• _Given text_
'''

Ian, All sales are covered under flat rate , no zero etc. My turnover as we know is inclusive of VAT charged and VAT is a very simple calculation of *11.5% to determine VAT due . This we know. The calculations Quickfile is performing is to adjust 20% down to 11.5% correct ? and from what you and Matthew are saying the difference is reflected as a credit to the sales account ? Is this reflected in the sales and P&L to adjust income and also the trial balance . If I have understood this correctly my only way of keeping tabs on actual VAT paid would be these credits ?

Gosh this is a painful way of communicating:roll_eyes:

Pretty much, yes. Suppose for the sake of a simple example that you had recorded gross sales of £12,000 in a given quarter (as £10,000 net plus £2,000 VAT). This would show on your P&L as £10,000 general sales and on your balance sheet as £2,000 sales tax control. When you submit your VAT return it calculates that you owe £1,380 VAT to HMRC (11.5% of £12,000), so it creates a journal that does

  • debit £2,000 sales tax control
  • credit £1,380 VAT liability
  • credit £620 flat rate adjustment (4999)

If you now look at your P&L for the quarter it’ll show £10,000 general sales plus £620 FR adjustment, giving a turnover total of £10,620, and your balance sheet at the quarter end date will show £1,380 VAT liability that will be cancelled out when HMRC take the direct debit.

Ian , I hope Quickfile value your input , your answers are well constructed and easy to understand.

  • credit £620 flat rate adjustment (4999) - credits nominal code 4999.

Right ok, so the above does this is and credits back to (Sales) 4999 does it actually show as a credit in the sales screen or simply added back in to turnover ?

  • debit £2,000 sales tax control - ok so takes the initial 20%
  • credit £1,380 VAT liability - credits the actual VAT back

The above does this
2200 Trial balance Sales Tax Control Account shows at 20%
Then Actual VAT liability replaces the 20% figure
And 2200 Balance sheet also shows the actual VAT

but all these figures only come correct after quarterly return.

I ask because the difference between the figures in your example (£620.00) is obviously income and will be reported as such . It would be nice if an actual entry is made as it would enable the user to gauge whether flat rate is working for them .

As you are aware for reporting purposes VAT of course is neither income nor an expense. Lots of accountants list it as an expense for ease of understanding of their clients or separate it out in notes on the account and I needed to know how Quickfile handled it.

HMRC give the following example

Example

A business has gross sales of £84,000 (including output VAT at 20% of £14,000), and expenses of £48,750 (including irrecoverable VAT). The flat rate VAT @ 6% is £5,040.

The accounts will show:

Turnover £78,960 (£84,000 less £5,040 flat rate VAT)
Expenses £48,750
Profit £30,210

This of course reduces the turnover by flat rate and leaves the “difference” in turnover , This however does not enable at a glance assessment of benefit derived from being on the scheme.

Once again hope that makes sense and thank you for your patience Ian.

'''

• _Task 1_
Please rewrite the paragraph of the flat rate VAT discussion that begins "If you now look at your P&L" as a short bulleted list that keeps its main facts.
• _Task 2_
In the HMRC example quoted in the flat rate VAT discussion, what turnover do the accounts show?

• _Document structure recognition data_
'''

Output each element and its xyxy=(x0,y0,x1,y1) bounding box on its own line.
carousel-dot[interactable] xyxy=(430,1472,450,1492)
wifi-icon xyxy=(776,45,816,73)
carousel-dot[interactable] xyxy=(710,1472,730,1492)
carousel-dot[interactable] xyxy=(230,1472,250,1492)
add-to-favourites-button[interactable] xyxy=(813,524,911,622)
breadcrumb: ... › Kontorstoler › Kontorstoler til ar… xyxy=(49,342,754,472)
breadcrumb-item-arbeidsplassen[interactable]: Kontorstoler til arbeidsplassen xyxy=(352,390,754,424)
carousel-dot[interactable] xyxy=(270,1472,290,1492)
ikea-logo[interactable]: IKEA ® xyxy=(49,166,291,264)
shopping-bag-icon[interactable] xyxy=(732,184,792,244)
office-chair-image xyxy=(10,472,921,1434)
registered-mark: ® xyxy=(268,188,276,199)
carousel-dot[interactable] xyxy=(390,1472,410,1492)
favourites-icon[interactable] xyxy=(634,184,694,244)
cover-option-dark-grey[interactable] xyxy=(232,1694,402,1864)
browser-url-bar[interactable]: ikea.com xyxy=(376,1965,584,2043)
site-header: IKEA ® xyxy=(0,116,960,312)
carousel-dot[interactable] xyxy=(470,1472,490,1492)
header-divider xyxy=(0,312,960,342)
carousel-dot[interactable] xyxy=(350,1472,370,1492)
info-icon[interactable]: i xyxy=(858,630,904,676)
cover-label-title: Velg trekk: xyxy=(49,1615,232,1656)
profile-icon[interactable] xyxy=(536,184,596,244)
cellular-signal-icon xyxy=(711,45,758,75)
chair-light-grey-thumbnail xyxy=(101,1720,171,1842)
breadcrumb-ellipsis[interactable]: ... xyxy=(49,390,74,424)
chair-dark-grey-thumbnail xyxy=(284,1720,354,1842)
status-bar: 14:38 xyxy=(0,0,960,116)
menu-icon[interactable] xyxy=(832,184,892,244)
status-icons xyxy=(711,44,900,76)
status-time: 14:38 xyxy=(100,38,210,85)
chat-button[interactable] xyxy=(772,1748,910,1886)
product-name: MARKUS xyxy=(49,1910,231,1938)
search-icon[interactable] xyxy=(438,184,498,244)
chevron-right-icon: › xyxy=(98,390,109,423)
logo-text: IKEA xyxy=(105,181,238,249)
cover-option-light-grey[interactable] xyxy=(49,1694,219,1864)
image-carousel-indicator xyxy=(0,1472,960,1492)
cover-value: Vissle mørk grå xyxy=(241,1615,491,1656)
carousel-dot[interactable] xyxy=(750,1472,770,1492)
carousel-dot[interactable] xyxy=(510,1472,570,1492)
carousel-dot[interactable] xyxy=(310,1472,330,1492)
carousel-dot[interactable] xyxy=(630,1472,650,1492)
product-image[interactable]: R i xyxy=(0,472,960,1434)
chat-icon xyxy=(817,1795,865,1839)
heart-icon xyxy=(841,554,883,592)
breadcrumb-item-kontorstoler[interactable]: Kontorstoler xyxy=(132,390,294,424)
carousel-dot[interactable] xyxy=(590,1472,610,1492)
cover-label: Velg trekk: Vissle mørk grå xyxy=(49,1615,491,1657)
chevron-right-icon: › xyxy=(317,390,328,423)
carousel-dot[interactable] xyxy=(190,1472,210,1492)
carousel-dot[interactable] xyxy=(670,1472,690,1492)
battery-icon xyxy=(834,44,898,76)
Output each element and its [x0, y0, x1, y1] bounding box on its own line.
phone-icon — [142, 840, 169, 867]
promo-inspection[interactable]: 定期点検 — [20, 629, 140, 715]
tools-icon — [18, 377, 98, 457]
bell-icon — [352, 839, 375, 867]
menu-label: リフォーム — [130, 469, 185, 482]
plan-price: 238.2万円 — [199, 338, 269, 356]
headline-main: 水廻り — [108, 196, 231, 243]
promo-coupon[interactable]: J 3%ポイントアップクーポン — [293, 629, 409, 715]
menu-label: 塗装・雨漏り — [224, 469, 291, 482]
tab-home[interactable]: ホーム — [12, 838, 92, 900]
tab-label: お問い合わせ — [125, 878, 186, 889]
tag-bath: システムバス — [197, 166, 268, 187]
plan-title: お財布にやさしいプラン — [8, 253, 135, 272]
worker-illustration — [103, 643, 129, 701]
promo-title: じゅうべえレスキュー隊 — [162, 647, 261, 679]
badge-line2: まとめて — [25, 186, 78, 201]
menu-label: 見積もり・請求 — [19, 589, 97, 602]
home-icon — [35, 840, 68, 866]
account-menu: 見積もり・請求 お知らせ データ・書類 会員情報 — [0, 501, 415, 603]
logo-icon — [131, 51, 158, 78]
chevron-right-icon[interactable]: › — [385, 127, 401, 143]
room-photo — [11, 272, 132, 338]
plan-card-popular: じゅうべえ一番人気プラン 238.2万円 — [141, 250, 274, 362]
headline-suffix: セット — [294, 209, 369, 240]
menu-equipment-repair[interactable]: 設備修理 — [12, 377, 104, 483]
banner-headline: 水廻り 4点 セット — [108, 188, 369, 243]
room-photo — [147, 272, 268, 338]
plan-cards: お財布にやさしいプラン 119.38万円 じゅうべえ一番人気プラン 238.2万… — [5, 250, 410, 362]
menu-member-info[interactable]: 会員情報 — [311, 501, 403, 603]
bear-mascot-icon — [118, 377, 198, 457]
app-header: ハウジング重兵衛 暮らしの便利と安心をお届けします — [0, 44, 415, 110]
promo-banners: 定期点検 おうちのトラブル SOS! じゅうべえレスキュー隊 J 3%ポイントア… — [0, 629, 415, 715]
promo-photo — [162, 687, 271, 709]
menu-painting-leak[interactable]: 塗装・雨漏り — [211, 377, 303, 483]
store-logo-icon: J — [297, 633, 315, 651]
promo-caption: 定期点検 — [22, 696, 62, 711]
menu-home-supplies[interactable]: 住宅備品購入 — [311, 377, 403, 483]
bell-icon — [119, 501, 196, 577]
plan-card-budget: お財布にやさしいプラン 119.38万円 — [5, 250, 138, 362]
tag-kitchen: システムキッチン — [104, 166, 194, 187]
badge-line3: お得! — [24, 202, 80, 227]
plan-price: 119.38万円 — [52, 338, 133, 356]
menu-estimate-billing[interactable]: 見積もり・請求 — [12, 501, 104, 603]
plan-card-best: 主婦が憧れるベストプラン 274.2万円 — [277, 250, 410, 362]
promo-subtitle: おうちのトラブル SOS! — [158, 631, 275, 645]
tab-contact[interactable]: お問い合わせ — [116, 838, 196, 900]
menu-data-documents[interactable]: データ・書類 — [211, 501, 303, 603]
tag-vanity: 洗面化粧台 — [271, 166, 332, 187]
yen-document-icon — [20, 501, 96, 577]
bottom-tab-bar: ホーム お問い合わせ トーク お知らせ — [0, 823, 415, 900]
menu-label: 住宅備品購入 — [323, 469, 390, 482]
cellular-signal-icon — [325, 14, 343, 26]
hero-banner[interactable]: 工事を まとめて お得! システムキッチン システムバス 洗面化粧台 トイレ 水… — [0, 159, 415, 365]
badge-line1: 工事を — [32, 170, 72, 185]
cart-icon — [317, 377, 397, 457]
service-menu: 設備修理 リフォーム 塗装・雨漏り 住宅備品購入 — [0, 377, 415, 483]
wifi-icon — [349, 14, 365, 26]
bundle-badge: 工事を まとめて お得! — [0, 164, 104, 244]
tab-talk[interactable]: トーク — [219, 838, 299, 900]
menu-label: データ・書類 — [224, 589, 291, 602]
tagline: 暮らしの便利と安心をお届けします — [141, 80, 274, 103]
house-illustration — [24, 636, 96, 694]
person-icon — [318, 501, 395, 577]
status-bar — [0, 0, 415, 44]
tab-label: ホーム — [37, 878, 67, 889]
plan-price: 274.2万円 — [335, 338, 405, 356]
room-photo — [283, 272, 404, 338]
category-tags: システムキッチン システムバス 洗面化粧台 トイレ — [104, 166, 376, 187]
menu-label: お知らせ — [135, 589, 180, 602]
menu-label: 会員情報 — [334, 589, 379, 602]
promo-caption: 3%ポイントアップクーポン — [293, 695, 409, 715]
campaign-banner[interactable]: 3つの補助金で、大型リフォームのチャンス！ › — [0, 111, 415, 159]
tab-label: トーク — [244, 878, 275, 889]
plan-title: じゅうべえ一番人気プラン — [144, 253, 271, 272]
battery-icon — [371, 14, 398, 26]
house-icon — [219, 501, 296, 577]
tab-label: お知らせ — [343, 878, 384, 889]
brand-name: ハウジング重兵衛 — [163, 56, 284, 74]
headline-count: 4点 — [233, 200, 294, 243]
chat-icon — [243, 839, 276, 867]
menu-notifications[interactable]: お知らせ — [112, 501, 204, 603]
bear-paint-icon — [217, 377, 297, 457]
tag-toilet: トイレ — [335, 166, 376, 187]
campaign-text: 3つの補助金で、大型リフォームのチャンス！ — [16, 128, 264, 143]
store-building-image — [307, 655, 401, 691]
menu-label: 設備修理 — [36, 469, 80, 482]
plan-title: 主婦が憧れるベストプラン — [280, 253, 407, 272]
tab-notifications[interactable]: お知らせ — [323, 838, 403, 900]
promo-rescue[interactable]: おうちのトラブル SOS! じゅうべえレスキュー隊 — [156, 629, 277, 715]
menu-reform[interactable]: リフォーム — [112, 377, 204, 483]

'''

• _Response area 1_
- P&L for the quarter: £10,000 general sales plus £620 flat rate adjustment, for a total turnover of £10,620.
- Balance sheet at the quarter end date: £1,380 VAT liability, which is cancelled out when HMRC take the direct debit.

• _Response area 2_
£78,960 (£84,000 less £5,040 flat rate VAT).